WHAT IS REQUIRED.
Change each "x-tick-label" to "x-axis-label" in the part of the data that opens with the first line and closes with the line containing "value-label: 177 [156, 88, 183, 105]". Return that part with nothing else altered.

WORKING DATA.

_____

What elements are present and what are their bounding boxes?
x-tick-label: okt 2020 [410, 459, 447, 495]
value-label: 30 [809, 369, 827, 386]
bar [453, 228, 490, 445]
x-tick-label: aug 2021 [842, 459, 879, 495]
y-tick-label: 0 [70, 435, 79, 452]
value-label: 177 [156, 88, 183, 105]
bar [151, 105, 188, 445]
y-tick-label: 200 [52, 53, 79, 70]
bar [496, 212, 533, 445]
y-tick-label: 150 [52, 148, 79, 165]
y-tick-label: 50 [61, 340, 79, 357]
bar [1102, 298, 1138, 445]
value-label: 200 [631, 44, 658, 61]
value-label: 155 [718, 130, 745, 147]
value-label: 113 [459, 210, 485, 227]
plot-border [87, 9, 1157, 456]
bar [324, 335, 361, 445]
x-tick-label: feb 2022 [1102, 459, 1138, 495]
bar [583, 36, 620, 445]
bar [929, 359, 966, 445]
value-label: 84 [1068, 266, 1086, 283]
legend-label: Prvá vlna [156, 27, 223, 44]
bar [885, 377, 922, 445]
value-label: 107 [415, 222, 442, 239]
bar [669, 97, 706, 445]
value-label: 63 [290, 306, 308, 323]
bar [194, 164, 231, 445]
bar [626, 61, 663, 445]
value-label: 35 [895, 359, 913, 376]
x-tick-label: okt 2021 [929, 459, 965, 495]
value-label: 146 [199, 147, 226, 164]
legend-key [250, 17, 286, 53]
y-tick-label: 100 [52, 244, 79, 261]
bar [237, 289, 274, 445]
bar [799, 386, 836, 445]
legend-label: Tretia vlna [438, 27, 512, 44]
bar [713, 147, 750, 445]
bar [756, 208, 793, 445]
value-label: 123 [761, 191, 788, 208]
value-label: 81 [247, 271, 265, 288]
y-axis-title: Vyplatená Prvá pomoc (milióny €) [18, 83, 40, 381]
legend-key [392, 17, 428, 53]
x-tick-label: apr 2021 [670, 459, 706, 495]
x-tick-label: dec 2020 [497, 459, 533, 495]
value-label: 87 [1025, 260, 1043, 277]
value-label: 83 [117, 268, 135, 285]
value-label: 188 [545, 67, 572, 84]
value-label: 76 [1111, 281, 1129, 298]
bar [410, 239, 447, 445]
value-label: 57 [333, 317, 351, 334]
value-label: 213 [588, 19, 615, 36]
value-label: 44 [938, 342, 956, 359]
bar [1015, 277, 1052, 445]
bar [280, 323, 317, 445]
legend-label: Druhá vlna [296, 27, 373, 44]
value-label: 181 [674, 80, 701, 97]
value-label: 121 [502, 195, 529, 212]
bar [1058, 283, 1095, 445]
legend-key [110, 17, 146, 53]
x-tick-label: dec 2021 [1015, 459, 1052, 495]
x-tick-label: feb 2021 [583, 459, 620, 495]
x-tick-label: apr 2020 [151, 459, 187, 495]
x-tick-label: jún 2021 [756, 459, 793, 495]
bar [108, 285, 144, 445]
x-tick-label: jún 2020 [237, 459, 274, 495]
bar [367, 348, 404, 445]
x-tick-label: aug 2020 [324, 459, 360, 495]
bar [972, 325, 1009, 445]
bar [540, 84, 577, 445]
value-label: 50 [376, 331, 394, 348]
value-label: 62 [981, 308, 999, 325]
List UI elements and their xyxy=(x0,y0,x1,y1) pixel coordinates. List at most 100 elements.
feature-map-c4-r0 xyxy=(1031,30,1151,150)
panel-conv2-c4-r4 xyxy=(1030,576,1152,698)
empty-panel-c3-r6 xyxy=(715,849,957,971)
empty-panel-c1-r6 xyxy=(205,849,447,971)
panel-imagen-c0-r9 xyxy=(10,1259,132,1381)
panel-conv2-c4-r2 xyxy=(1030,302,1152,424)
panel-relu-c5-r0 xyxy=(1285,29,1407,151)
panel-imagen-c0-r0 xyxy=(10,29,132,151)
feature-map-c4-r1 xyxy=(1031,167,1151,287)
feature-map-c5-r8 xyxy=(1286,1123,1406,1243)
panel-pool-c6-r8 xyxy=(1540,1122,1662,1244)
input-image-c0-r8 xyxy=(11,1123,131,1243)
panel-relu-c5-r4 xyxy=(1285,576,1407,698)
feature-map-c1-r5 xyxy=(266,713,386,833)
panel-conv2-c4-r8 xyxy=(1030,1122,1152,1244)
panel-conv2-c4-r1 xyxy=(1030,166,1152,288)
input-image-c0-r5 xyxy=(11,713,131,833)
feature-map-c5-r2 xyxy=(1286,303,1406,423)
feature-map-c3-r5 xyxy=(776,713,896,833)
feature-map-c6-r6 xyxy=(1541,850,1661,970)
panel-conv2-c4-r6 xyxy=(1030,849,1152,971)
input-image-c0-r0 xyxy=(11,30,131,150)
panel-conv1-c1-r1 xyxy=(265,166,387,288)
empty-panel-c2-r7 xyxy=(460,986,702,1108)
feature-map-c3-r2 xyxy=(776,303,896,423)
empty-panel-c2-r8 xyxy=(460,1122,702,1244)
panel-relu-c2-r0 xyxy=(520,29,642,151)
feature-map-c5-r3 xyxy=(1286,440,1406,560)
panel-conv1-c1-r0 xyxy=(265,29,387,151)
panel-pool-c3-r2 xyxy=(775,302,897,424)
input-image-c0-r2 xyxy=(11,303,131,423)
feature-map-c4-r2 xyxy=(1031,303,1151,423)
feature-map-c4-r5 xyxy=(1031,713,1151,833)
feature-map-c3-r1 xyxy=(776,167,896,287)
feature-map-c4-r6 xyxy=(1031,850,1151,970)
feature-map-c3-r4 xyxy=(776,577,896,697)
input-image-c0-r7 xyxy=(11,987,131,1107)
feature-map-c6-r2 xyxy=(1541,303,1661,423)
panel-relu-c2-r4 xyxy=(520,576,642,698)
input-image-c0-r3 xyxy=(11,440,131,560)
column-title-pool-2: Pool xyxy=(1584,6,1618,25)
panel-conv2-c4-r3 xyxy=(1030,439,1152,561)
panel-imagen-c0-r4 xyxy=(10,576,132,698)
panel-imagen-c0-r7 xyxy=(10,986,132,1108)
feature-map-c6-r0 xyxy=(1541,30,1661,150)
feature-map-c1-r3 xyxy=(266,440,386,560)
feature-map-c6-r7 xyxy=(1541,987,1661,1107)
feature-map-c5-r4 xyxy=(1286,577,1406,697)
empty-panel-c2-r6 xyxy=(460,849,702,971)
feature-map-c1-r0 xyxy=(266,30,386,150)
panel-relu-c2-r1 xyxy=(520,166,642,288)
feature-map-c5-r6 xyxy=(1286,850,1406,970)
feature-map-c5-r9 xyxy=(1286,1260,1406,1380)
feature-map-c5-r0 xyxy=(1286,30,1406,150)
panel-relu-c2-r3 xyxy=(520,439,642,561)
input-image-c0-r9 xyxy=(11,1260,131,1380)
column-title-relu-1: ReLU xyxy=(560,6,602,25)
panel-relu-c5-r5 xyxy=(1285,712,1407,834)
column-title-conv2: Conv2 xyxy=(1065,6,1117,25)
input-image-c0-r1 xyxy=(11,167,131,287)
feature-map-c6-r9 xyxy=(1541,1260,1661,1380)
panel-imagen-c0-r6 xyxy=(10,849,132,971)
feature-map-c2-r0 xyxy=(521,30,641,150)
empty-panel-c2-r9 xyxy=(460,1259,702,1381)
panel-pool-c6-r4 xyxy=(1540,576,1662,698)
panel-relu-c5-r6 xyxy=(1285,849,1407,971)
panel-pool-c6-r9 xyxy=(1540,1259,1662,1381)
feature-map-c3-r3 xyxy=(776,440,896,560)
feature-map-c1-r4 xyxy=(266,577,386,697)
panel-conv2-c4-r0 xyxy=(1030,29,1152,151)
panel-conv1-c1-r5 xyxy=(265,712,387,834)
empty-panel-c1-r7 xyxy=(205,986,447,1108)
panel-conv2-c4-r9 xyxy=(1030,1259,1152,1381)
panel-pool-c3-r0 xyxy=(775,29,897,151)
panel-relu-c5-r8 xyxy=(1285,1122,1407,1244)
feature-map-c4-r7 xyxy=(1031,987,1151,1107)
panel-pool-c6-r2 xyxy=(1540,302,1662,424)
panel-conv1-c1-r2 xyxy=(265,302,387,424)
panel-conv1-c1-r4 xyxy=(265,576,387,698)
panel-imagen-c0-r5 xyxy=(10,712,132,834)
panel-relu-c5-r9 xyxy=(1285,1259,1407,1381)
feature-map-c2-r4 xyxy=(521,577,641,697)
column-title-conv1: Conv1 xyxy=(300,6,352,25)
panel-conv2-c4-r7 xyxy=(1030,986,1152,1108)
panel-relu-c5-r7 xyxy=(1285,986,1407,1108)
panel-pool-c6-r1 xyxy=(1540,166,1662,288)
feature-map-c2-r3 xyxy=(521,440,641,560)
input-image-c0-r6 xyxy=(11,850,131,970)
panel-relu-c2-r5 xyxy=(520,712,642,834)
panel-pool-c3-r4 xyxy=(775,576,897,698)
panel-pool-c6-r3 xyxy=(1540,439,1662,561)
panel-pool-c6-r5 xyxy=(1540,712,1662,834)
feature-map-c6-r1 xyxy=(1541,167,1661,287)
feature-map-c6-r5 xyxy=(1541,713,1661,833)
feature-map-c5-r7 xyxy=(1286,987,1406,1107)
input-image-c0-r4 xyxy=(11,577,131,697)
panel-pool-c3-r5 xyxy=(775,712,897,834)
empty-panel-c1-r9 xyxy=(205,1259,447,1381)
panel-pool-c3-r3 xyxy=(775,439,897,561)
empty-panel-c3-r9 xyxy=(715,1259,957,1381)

_____

SOLUTION TO THE PROBLEM.
What elements are present and what are their bounding boxes?
x-axis-label: okt 2020 [410, 459, 447, 495]
value-label: 30 [809, 369, 827, 386]
bar [453, 228, 490, 445]
x-axis-label: aug 2021 [842, 459, 879, 495]
y-tick-label: 0 [70, 435, 79, 452]
value-label: 177 [156, 88, 183, 105]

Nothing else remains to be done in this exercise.